- Required work
Retype the whole listing, please, keeping every line exact and dropping the pictures.

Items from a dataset
— start —

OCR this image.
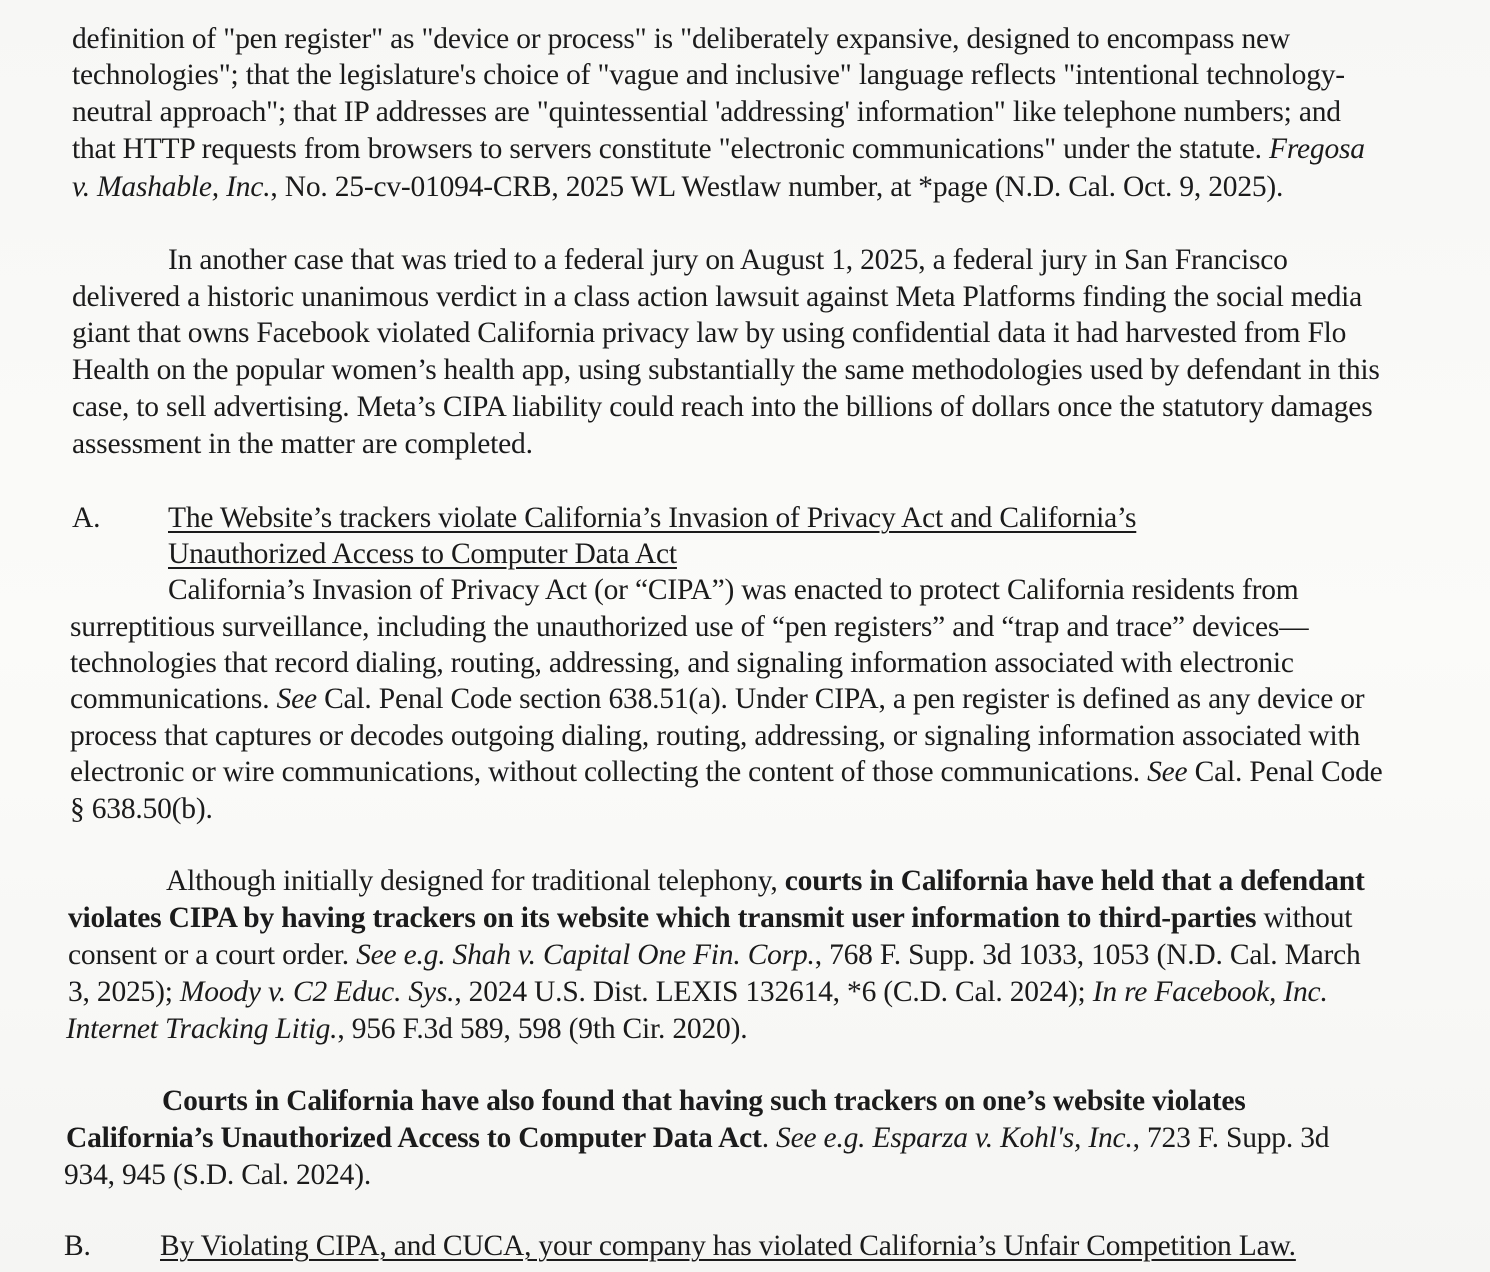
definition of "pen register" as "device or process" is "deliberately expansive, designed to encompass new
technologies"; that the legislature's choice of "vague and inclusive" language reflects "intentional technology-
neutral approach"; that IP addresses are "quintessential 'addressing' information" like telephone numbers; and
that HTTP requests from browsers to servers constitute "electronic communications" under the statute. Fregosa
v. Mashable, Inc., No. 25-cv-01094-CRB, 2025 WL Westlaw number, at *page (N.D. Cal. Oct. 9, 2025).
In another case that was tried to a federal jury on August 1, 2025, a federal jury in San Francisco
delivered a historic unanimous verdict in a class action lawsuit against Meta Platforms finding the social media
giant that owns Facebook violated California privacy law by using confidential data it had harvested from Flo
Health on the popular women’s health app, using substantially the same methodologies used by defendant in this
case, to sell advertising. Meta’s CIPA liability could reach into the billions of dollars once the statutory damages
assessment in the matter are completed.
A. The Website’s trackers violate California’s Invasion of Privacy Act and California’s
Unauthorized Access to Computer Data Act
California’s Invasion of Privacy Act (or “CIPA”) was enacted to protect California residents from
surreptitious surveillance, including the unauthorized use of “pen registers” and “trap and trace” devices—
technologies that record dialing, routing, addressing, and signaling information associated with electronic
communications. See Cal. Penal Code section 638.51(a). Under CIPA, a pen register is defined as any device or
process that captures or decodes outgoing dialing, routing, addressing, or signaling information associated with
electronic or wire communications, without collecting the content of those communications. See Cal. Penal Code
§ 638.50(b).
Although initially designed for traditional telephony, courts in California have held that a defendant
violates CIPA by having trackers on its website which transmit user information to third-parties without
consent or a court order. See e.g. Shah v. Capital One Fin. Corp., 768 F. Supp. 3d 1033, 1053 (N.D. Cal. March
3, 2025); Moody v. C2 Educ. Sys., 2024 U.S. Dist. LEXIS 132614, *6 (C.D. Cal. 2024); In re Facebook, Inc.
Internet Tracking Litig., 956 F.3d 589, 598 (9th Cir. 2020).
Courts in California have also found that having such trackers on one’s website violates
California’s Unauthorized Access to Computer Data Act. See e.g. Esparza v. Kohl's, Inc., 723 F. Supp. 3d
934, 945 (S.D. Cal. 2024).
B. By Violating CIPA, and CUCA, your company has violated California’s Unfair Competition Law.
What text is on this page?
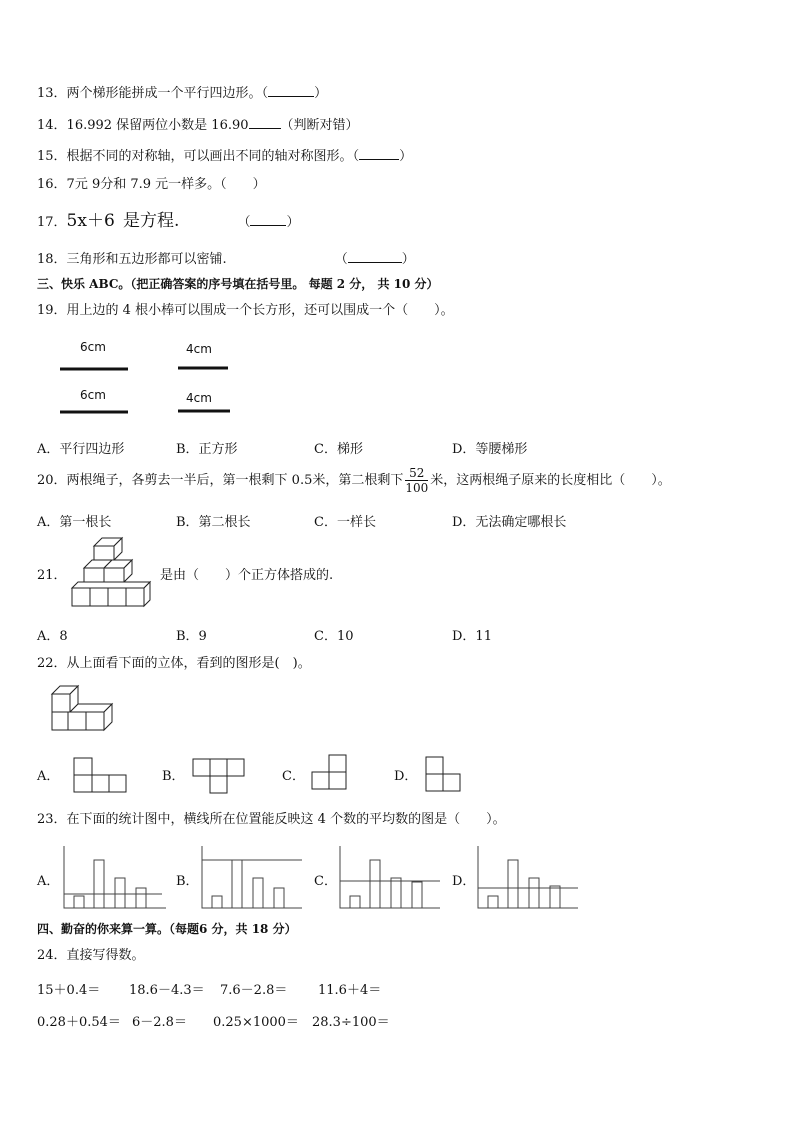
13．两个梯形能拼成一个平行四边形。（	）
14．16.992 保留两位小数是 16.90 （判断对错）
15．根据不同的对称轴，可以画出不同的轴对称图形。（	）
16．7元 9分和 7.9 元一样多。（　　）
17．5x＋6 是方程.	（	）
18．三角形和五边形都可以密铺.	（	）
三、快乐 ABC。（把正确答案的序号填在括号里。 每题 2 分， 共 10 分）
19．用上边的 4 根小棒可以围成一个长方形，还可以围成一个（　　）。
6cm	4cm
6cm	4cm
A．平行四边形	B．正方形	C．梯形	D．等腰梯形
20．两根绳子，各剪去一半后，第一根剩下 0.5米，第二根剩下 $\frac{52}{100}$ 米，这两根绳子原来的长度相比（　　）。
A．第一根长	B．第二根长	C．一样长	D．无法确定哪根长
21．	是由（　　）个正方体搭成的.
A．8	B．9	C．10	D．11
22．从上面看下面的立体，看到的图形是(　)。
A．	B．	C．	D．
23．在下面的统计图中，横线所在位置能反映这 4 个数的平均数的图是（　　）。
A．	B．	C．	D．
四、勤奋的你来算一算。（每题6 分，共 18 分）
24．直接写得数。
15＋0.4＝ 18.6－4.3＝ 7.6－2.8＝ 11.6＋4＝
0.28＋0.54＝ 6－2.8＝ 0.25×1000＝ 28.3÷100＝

— end —

- Result
OCR this image.
definition of "pen register" as "device or process" is "deliberately expansive, designed to encompass new
technologies"; that the legislature's choice of "vague and inclusive" language reflects "intentional technology-
neutral approach"; that IP addresses are "quintessential 'addressing' information" like telephone numbers; and
that HTTP requests from browsers to servers constitute "electronic communications" under the statute. Fregosa
v. Mashable, Inc., No. 25-cv-01094-CRB, 2025 WL Westlaw number, at *page (N.D. Cal. Oct. 9, 2025).
In another case that was tried to a federal jury on August 1, 2025, a federal jury in San Francisco
delivered a historic unanimous verdict in a class action lawsuit against Meta Platforms finding the social media
giant that owns Facebook violated California privacy law by using confidential data it had harvested from Flo
Health on the popular women’s health app, using substantially the same methodologies used by defendant in this
case, to sell advertising. Meta’s CIPA liability could reach into the billions of dollars once the statutory damages
assessment in the matter are completed.
A. The Website’s trackers violate California’s Invasion of Privacy Act and California’s
Unauthorized Access to Computer Data Act
California’s Invasion of Privacy Act (or “CIPA”) was enacted to protect California residents from
surreptitious surveillance, including the unauthorized use of “pen registers” and “trap and trace” devices—
technologies that record dialing, routing, addressing, and signaling information associated with electronic
communications. See Cal. Penal Code section 638.51(a). Under CIPA, a pen register is defined as any device or
process that captures or decodes outgoing dialing, routing, addressing, or signaling information associated with
electronic or wire communications, without collecting the content of those communications. See Cal. Penal Code
§ 638.50(b).
Although initially designed for traditional telephony, courts in California have held that a defendant
violates CIPA by having trackers on its website which transmit user information to third-parties without
consent or a court order. See e.g. Shah v. Capital One Fin. Corp., 768 F. Supp. 3d 1033, 1053 (N.D. Cal. March
3, 2025); Moody v. C2 Educ. Sys., 2024 U.S. Dist. LEXIS 132614, *6 (C.D. Cal. 2024); In re Facebook, Inc.
Internet Tracking Litig., 956 F.3d 589, 598 (9th Cir. 2020).
Courts in California have also found that having such trackers on one’s website violates
California’s Unauthorized Access to Computer Data Act. See e.g. Esparza v. Kohl's, Inc., 723 F. Supp. 3d
934, 945 (S.D. Cal. 2024).
B. By Violating CIPA, and CUCA, your company has violated California’s Unfair Competition Law.
What text is on this page?
13．两个梯形能拼成一个平行四边形。（	）
14．16.992 保留两位小数是 16.90 （判断对错）
15．根据不同的对称轴，可以画出不同的轴对称图形。（	）
16．7元 9分和 7.9 元一样多。（　　）
17．5x＋6 是方程.	（	）
18．三角形和五边形都可以密铺.	（	）
三、快乐 ABC。（把正确答案的序号填在括号里。 每题 2 分， 共 10 分）
19．用上边的 4 根小棒可以围成一个长方形，还可以围成一个（　　）。
6cm	4cm
6cm	4cm
A．平行四边形	B．正方形	C．梯形	D．等腰梯形
20．两根绳子，各剪去一半后，第一根剩下 0.5米，第二根剩下 $\frac{52}{100}$ 米，这两根绳子原来的长度相比（　　）。
A．第一根长	B．第二根长	C．一样长	D．无法确定哪根长
21．	是由（　　）个正方体搭成的.
A．8	B．9	C．10	D．11
22．从上面看下面的立体，看到的图形是(　)。
A．	B．	C．	D．
23．在下面的统计图中，横线所在位置能反映这 4 个数的平均数的图是（　　）。
A．	B．	C．	D．
四、勤奋的你来算一算。（每题6 分，共 18 分）
24．直接写得数。
15＋0.4＝ 18.6－4.3＝ 7.6－2.8＝ 11.6＋4＝
0.28＋0.54＝ 6－2.8＝ 0.25×1000＝ 28.3÷100＝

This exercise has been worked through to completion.